[START LISTED ENTRIES]
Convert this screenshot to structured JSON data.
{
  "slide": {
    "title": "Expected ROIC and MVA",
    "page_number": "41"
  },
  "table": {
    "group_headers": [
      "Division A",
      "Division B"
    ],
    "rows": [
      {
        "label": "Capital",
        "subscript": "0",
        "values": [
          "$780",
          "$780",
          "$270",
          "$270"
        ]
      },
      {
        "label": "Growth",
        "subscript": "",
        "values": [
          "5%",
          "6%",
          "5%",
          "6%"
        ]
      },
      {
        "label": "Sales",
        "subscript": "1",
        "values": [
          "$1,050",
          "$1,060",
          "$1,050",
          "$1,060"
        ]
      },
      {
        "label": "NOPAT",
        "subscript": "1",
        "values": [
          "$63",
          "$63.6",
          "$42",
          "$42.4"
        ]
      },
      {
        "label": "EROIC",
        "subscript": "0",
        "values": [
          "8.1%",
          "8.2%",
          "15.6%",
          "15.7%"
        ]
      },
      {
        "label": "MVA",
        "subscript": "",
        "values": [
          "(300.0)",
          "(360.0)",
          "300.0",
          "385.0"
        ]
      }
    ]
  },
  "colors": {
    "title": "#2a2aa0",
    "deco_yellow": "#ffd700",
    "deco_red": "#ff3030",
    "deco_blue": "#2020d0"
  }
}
[END LISTED ENTRIES]
» **TASK DIRECTIONS**: Pull out all lines from the listing that contain the string "label".

» **SOLUTION TO THIS TASK**:
        "label": "Capital",
        "label": "Growth",
        "label": "Sales",
        "label": "NOPAT",
        "label": "EROIC",
        "label": "MVA",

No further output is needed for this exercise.